**Job**
Below is a block of records. Copy every line in it that contains the word "οὐδὲν".

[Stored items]
#####

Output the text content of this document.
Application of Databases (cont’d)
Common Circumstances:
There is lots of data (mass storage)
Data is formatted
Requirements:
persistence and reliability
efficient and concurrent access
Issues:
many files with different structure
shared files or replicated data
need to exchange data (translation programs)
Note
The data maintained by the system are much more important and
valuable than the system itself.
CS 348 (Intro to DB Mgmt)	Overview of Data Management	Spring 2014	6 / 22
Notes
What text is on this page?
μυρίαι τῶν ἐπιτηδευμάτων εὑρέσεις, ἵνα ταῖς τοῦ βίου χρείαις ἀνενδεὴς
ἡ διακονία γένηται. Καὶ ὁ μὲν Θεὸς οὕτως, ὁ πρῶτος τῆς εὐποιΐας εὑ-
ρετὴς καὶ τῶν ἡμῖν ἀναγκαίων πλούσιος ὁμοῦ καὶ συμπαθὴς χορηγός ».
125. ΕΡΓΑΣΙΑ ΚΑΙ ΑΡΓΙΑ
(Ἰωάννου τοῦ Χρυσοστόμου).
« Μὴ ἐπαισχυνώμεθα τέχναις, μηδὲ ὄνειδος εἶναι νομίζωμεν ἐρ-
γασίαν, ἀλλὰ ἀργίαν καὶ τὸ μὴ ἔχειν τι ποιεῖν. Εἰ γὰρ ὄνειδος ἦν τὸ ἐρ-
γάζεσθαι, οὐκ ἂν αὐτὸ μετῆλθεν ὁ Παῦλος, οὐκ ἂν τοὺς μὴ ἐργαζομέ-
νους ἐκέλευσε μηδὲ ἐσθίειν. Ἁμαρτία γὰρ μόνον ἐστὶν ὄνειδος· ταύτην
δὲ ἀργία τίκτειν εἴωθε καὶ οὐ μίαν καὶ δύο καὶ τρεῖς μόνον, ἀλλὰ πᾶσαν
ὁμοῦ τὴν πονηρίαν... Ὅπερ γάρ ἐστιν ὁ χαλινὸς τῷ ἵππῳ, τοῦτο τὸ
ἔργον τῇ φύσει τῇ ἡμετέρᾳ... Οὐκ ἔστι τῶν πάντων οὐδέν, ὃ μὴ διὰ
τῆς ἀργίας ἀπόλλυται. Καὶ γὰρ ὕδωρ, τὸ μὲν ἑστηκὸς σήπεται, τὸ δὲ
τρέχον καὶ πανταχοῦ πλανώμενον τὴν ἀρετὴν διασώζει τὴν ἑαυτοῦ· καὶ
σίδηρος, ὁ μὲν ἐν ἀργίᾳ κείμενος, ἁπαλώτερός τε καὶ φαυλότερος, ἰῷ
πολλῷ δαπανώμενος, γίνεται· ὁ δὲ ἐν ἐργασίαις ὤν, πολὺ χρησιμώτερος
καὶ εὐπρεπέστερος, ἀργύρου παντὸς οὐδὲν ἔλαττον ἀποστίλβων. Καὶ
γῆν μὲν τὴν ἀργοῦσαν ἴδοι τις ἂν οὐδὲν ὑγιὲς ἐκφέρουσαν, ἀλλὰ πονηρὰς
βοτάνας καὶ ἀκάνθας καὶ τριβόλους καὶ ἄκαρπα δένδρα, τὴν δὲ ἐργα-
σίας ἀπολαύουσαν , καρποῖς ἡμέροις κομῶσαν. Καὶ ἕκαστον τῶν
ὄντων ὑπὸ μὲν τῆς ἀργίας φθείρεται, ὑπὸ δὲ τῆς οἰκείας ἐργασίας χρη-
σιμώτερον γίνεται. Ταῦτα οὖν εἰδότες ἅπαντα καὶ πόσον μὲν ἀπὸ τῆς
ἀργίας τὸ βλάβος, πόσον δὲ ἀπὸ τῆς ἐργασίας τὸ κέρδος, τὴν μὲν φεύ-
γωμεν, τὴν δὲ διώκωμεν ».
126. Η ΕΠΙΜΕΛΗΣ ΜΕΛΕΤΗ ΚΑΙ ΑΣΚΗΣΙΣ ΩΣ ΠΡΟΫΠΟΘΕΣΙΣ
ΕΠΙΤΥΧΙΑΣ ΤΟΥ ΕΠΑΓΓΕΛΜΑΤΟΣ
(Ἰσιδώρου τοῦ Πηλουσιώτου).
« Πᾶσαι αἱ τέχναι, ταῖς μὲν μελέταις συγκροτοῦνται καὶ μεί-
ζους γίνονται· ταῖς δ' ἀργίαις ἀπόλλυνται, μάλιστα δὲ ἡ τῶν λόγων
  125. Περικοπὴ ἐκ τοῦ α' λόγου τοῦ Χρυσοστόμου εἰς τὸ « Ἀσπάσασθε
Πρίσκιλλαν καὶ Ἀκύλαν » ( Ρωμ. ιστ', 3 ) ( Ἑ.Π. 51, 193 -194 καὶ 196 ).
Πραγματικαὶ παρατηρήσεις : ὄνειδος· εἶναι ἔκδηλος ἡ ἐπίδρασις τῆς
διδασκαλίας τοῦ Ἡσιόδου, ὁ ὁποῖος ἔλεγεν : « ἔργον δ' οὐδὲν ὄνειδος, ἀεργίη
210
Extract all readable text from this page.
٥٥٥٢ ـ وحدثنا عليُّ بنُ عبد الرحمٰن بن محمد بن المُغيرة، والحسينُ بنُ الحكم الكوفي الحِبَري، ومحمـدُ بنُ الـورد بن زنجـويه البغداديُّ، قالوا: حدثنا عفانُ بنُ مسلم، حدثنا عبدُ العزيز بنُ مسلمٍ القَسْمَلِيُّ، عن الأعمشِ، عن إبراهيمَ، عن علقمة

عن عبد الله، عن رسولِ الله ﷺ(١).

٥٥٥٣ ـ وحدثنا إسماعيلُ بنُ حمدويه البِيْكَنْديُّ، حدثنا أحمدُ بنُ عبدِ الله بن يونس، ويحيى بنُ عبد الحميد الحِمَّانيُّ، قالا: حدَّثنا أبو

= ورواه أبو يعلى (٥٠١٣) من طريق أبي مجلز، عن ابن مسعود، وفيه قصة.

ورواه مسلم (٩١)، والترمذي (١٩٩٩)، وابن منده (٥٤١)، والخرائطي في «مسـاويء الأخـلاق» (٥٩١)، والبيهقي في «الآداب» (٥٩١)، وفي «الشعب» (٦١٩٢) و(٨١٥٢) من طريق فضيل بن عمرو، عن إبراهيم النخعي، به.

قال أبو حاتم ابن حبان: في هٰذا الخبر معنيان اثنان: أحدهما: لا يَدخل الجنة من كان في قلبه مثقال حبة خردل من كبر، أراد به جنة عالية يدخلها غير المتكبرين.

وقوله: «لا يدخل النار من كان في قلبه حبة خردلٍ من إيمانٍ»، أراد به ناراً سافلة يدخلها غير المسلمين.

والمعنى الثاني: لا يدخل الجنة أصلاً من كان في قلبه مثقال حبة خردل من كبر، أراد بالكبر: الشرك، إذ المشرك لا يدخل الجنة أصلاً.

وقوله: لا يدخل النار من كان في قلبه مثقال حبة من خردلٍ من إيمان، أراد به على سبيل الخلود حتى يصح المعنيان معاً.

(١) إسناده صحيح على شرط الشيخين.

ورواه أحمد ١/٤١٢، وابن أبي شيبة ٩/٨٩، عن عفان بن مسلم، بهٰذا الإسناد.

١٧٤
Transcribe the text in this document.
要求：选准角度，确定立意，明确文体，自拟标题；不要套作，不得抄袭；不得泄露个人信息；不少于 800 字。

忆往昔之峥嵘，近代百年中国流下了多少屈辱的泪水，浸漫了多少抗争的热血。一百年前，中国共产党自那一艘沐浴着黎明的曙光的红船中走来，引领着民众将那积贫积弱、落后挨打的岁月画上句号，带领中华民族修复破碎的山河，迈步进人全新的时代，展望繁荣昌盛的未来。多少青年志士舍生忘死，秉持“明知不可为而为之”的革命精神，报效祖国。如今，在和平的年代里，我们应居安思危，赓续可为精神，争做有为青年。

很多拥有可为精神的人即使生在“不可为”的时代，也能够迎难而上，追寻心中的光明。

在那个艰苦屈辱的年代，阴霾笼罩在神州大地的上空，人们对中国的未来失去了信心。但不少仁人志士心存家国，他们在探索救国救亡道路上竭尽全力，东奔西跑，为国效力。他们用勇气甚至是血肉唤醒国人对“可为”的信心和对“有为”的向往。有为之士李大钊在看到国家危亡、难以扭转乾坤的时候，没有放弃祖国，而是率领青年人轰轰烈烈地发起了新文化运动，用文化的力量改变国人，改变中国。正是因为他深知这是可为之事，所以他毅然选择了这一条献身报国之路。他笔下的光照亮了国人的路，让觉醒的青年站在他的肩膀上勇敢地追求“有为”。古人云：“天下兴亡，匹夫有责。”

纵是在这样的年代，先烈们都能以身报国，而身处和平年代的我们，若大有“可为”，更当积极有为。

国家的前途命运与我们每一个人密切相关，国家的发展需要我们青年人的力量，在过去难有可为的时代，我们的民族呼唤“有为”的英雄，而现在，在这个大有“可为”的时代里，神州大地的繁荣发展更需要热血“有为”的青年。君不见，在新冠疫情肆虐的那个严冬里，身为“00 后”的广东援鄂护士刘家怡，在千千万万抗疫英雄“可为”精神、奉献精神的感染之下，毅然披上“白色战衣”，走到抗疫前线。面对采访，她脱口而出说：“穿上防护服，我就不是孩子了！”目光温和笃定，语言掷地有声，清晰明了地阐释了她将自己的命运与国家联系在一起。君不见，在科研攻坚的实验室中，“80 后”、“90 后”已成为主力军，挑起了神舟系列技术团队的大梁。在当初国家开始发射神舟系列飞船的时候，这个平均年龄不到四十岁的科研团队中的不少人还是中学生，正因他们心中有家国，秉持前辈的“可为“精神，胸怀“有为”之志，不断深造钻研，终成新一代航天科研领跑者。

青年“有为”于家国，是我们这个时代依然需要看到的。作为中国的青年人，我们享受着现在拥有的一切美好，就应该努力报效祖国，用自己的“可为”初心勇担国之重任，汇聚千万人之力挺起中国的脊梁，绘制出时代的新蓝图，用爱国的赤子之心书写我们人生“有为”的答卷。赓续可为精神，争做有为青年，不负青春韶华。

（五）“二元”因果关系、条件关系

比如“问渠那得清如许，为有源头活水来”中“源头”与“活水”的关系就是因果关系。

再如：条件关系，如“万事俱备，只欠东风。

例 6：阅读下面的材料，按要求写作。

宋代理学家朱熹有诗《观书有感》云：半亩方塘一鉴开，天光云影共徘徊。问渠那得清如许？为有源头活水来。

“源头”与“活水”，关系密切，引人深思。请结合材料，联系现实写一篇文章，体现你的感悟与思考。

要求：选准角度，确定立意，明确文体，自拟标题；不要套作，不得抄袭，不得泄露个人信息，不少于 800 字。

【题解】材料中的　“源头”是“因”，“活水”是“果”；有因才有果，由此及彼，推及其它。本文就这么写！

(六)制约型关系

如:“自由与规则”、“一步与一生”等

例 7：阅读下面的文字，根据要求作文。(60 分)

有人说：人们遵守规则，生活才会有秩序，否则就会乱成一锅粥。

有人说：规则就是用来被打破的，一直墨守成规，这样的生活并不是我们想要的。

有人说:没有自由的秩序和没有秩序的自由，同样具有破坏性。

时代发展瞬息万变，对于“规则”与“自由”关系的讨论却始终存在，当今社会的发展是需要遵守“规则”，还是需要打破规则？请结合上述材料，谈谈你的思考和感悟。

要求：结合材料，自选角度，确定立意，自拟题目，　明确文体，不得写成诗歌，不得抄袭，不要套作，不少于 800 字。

#####

**Result for this task**
καὶ εὐπρεπέστερος, ἀργύρου παντὸς οὐδὲν ἔλαττον ἀποστίλβων. Καὶ
γῆν μὲν τὴν ἀργοῦσαν ἴδοι τις ἂν οὐδὲν ὑγιὲς ἐκφέρουσαν, ἀλλὰ πονηρὰς
διδασκαλίας τοῦ Ἡσιόδου, ὁ ὁποῖος ἔλεγεν : « ἔργον δ' οὐδὲν ὄνειδος, ἀεργίη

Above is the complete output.